Uma jovem

“E tudo é uma parcela do diverso
Cristal dessa memória, o universo.”
Jorge Luis Borges

 

O ato de educar pode adquirir diversos significados: formar, sociabilizar, ensinar, clarear, modelar, conscientizar, integrar. São tantas as implicações dessa ação, ao mesmo tempo simples e complexa, que constantemente nos perguntamos pelo seu sentido como se não fosse mais possível reconhecer o traçado no entrecruzamento das linhas como de um bordado. Do universo caótico do avesso vai, aos poucos, se configurando as formas no lado direito. A linha que fura o tecido busca o caminho como quem procura um objetivo que só pode se revelar gradualmente num processo criativo. Exatamente por isso que educar é também criar. Ação que exige cuidado, intencionalidade, mas que, sobretudo, transcende a si mesma desvelando a riqueza múltipla do humano.

Mas o que é o humano? O filósofo francês Voltaire, em seu Tratado de Metafísica tenta responder a essa dúvida supondo ser um habitante de Marte ou Júpiter que descendo na terra busca pelo homem:

“Descendo a esse montículo de lama e não tendo maiores noções sobre o homem desembarco no oceano, no país da Cafraria, e começo a procurar um homem. Vejo macacos, elefantes e negros. Todos parecem ter o lampejo de uma razão imperfeita. Uns e outros possuem uma linguagem que não compreendo e todas as suas ações parecem se relacionar com um certo fim. Se julgasse as coisas pelo primeiro efeito que me causam, inclinar-me- ia a crer, inicialmente, que de todos esses seres o elefante é o animal racional. Contudo, para não decidir levianamente tomo os filhotes dessas várias bestas. Examino um filhote de negro de seis meses, um elefantinho, um macaquinho, um leãozinho, um cachorrinho. Vejo, sem poder duvidar, que esses jovens animais possuem mais força, mais destreza, mais idéias, mais paixões, mais memória que o negrinho e que exprimem muito mais sensivelmente todos os seus desejos que ele. Entretanto, ao cabo de um certo tempo, o negrinho possui tantas idéias quanto todos eles. Chego mesmo a perceber que os animais negros possuem entre si uma linguagem mais bem articulada e variada que os outros animais. Tive tempo de aprender tal linguagem e, enfim, de tanto observar o pequeno grau de superioridade que a longo prazo apresentam em relação aos macacos e aos elefantes, arrisco-me a julgar que efetivamente ali está o homem. E forneço a mim mesmo esta definição: o homem é um animal preto que possui lã sobre a cabeça, caminha sobre duas patas, é quase tão destro quanto um símio, é menos forte que os outros animais de seu tamanho, provido de um pouco mais de idéias do que eles e dotado de maior facilidade de expressão (…) Após ter passado certo tempo entre essa espécie, desloco-me rumo às regiões marítimas das Índias Orientais. Surpreendo-me com que vejo: os elefantes, os leões, os macacos e os papagaios não são exatamente como na Cafraria; mas o homem, esse parece-me absolutamente diferente. Agora são homens de um belo tom amarelo, não possuem lã, mas têm a cabeça coberta por grandes crinas negras. Parecem ter sobre as coisas idéias contrárias às dos negros. Sou, portanto, obrigado a mudar minha definição (…) ”

┄┄┄┄┄┄

* Instrução 1: Por favor, copie sem alterações as linhas dos registros que vão da que contém "slide-root: ◎ 연구분야" até a que contém "membrane-layer: Membrane bbox=[248, 156, 274, 254]", incluindo as duas.

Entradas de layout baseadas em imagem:
┄┄┄┄┄┄

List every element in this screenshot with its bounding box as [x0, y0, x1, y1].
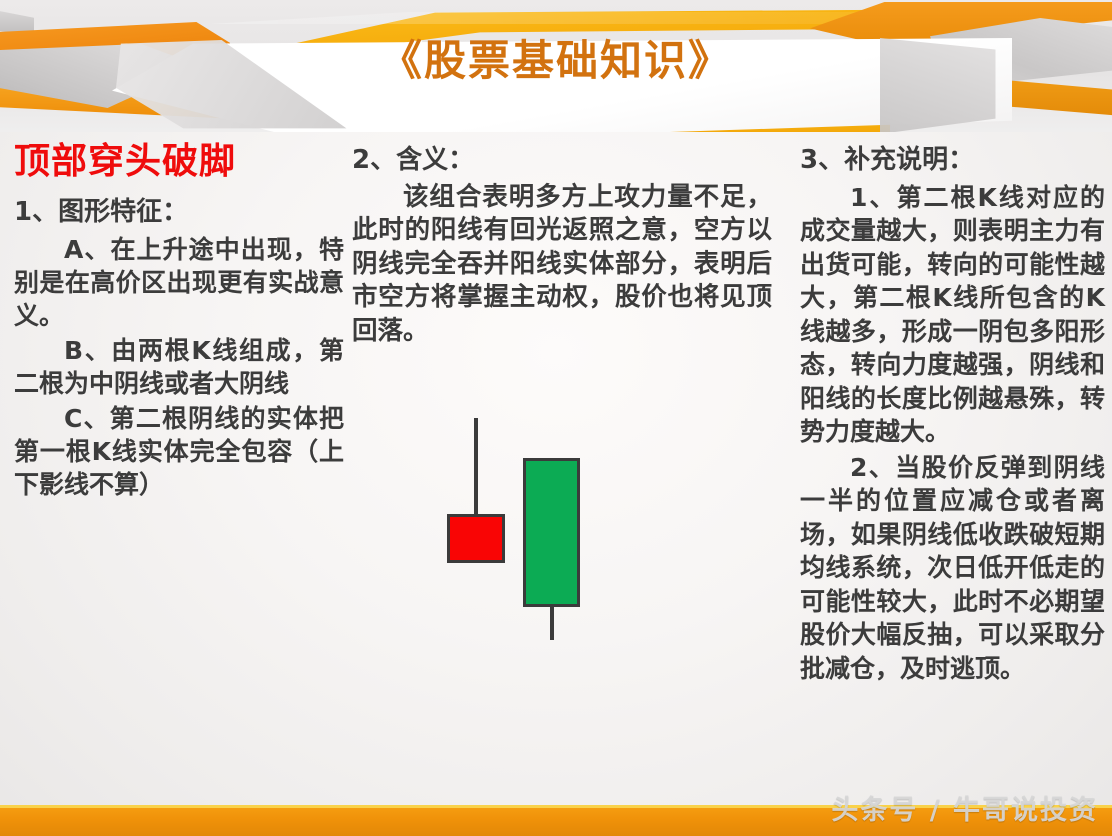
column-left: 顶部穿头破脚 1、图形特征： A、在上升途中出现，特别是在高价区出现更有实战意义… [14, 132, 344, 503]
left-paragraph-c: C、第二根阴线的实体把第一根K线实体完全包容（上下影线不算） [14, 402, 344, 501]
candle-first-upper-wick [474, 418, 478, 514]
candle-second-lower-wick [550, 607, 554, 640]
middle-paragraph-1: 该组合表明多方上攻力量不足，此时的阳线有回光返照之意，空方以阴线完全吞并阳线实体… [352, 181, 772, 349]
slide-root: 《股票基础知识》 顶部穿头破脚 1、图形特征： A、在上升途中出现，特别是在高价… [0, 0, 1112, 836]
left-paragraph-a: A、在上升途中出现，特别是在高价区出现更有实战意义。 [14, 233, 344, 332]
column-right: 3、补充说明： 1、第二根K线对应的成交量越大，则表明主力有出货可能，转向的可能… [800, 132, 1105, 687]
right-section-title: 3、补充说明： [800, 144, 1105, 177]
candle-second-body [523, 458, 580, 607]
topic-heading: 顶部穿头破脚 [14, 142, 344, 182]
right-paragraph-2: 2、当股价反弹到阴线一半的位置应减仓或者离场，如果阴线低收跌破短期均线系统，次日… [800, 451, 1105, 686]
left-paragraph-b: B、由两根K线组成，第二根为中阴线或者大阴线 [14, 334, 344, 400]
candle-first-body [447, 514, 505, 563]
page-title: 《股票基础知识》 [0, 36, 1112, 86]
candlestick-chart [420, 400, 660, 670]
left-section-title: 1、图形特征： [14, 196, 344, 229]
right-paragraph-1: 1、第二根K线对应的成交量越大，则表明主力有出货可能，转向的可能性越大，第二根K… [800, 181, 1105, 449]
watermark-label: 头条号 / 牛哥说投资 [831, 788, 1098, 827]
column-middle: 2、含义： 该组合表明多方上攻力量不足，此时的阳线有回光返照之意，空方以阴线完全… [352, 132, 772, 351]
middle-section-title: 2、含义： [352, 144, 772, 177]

┄┄┄┄┄┄

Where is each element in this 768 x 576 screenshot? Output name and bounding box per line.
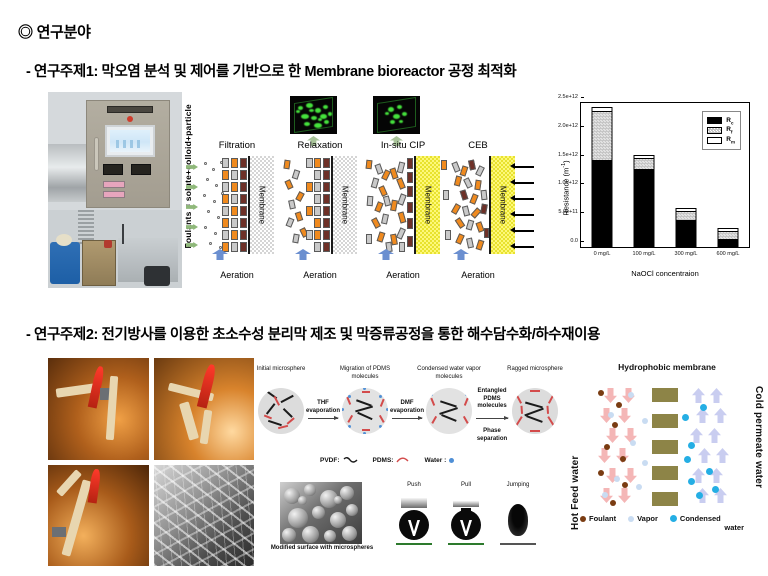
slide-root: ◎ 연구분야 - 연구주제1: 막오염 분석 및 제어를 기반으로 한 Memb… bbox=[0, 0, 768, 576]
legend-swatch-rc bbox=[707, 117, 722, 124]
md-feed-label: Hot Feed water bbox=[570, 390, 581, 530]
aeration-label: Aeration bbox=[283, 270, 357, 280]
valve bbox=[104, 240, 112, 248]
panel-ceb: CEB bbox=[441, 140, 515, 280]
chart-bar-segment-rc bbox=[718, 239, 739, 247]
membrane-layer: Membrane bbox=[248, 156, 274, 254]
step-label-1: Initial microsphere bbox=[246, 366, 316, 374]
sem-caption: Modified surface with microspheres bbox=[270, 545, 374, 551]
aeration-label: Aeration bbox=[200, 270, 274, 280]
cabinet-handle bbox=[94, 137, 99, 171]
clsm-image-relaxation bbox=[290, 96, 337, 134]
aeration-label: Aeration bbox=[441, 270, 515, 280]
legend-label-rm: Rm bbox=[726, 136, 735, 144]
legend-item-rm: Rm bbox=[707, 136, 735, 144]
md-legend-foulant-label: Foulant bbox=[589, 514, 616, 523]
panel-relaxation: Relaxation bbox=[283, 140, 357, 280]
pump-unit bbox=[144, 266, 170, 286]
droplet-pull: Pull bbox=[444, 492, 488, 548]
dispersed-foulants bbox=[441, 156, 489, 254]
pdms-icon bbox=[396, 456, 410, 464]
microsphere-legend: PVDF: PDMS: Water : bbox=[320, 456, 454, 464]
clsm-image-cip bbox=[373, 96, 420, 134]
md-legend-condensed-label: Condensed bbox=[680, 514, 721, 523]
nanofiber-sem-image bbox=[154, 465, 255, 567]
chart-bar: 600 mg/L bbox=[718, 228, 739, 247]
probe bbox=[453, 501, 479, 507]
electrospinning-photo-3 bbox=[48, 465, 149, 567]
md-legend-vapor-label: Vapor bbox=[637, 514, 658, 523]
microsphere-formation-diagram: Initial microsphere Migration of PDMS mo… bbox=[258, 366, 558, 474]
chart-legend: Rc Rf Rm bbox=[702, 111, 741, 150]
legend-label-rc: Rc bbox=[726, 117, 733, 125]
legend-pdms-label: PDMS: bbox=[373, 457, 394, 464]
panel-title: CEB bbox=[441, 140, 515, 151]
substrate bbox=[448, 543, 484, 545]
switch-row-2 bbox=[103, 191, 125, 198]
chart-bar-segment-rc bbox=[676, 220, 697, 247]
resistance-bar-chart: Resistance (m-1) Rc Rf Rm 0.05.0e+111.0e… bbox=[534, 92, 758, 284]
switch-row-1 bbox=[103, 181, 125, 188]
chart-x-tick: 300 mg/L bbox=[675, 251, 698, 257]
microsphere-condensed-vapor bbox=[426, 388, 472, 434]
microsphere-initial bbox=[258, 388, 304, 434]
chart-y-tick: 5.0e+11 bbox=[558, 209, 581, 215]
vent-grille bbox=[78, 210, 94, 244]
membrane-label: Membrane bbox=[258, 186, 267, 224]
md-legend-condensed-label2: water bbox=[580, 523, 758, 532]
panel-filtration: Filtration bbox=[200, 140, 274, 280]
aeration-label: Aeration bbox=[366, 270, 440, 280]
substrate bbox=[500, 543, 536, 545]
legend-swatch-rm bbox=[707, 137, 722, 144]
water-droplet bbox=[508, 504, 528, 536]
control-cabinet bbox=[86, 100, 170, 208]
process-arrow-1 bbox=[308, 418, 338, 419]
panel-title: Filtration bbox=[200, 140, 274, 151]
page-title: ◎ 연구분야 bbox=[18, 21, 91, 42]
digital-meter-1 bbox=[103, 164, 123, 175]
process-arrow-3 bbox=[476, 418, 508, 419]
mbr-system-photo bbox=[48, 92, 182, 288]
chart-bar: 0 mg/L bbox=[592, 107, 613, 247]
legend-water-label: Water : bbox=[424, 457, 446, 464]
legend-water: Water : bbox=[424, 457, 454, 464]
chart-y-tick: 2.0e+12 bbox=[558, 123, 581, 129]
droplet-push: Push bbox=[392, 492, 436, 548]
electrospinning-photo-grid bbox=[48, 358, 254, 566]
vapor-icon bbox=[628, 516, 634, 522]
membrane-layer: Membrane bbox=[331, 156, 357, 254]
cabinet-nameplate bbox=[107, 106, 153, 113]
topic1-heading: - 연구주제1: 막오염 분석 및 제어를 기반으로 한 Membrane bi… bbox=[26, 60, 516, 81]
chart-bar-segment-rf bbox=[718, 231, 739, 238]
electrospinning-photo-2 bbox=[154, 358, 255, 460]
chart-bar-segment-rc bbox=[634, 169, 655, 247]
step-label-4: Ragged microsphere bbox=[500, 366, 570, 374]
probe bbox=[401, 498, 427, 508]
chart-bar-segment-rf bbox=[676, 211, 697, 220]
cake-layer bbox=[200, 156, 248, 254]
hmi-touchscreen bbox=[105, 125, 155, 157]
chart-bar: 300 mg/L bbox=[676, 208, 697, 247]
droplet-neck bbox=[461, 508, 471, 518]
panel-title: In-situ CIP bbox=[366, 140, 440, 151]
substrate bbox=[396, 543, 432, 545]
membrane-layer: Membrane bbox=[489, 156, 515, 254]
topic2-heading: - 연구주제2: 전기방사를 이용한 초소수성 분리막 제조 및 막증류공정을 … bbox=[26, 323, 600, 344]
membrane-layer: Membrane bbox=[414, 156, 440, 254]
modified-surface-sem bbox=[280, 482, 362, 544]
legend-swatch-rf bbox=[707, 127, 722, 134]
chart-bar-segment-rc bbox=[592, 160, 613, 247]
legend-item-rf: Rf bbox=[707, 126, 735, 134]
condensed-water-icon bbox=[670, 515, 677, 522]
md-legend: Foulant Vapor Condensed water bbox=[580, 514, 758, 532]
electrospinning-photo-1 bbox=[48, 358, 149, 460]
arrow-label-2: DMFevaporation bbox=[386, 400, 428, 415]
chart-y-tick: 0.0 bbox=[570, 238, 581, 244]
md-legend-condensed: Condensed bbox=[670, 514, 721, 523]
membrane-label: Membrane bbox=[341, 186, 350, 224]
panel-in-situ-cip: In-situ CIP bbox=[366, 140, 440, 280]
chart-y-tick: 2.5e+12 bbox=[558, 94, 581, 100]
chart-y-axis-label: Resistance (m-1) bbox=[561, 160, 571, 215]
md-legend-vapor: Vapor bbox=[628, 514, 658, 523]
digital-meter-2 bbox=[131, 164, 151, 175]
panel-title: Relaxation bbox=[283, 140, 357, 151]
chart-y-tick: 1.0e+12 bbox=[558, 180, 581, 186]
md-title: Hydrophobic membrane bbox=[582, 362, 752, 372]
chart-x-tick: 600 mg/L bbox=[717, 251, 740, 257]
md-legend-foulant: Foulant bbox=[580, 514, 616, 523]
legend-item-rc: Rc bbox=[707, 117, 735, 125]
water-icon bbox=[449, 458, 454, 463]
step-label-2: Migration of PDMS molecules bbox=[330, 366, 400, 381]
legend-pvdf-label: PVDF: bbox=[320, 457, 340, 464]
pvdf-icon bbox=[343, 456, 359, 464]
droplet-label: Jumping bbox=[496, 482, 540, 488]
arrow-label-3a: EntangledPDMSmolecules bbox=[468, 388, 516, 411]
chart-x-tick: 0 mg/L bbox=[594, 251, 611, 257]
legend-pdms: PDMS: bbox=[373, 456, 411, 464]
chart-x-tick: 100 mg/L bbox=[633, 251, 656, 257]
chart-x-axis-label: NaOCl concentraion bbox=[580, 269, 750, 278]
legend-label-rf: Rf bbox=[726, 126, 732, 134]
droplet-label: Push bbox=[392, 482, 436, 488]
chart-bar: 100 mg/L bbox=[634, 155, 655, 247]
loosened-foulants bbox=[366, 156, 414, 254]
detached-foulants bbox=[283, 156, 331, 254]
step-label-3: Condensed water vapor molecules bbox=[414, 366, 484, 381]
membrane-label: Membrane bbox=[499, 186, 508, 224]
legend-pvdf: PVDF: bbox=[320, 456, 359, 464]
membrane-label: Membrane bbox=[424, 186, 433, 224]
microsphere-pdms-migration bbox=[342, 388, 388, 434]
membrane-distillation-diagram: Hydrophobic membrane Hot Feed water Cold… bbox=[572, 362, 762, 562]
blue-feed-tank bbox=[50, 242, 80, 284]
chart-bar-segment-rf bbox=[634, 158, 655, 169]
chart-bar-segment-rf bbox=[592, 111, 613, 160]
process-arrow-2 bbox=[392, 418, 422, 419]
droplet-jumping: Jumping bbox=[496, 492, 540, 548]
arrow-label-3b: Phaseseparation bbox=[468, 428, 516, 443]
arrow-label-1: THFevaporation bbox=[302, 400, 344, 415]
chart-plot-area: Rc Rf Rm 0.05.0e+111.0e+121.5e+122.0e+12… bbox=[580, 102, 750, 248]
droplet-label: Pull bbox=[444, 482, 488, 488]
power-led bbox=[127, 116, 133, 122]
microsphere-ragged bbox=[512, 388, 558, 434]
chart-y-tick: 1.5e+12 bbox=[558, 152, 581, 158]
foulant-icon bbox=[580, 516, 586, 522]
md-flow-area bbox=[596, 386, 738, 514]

┄┄┄┄┄┄

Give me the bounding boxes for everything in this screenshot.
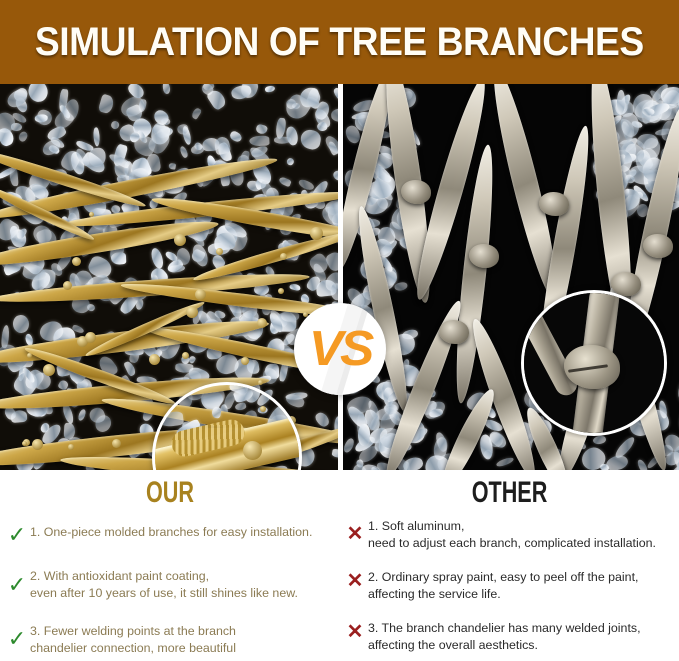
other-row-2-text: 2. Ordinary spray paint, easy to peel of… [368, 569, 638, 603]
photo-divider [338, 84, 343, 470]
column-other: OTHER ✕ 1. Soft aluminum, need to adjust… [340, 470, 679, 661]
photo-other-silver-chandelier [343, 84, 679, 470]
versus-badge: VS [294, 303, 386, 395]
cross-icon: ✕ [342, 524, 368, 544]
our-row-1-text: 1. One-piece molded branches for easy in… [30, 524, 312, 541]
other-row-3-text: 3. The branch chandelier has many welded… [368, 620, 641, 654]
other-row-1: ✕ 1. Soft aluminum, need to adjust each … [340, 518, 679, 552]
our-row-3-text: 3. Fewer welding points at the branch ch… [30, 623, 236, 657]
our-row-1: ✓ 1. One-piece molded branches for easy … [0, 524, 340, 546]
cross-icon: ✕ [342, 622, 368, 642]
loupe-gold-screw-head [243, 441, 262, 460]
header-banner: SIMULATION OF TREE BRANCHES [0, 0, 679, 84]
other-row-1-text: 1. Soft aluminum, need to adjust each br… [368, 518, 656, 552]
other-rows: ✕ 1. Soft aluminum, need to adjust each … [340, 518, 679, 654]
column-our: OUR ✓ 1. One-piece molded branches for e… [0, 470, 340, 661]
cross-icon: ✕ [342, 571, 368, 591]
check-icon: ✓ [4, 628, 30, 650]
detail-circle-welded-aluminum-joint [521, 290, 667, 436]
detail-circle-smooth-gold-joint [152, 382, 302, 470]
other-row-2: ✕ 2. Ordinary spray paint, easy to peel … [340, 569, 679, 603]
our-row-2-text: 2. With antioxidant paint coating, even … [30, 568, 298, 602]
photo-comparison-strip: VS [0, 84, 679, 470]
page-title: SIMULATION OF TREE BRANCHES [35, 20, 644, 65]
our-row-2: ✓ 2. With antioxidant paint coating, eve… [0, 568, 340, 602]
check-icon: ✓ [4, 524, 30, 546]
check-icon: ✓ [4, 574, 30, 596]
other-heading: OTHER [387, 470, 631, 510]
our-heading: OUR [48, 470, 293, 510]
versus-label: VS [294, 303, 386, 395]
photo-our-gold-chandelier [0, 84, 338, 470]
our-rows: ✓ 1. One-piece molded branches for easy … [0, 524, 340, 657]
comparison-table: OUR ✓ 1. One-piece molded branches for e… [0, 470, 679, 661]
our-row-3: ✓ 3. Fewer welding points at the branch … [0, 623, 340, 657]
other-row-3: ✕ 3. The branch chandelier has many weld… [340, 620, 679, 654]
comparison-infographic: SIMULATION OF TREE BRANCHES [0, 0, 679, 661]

┄┄┄┄┄┄

* Instrução 2: Segundo o texto sobre educação, em que obra Voltaire tenta responder à pergunta sobre o que é o humano?

* Resposta completa 1:
slide-root: ◎ 연구분야 - 연구주제1: 막오염 분석 및 제어를 기반으로 한 Memb… bbox=[0, 0, 768, 576]
legend-swatch-rc bbox=[707, 117, 722, 124]
md-feed-label: Hot Feed water bbox=[570, 390, 581, 530]
aeration-label: Aeration bbox=[283, 270, 357, 280]
valve bbox=[104, 240, 112, 248]
panel-ceb: CEB bbox=[441, 140, 515, 280]
chart-bar-segment-rc bbox=[718, 239, 739, 247]
membrane-layer: Membrane bbox=[248, 156, 274, 254]

* Resposta completa 2: No Tratado de Metafísica.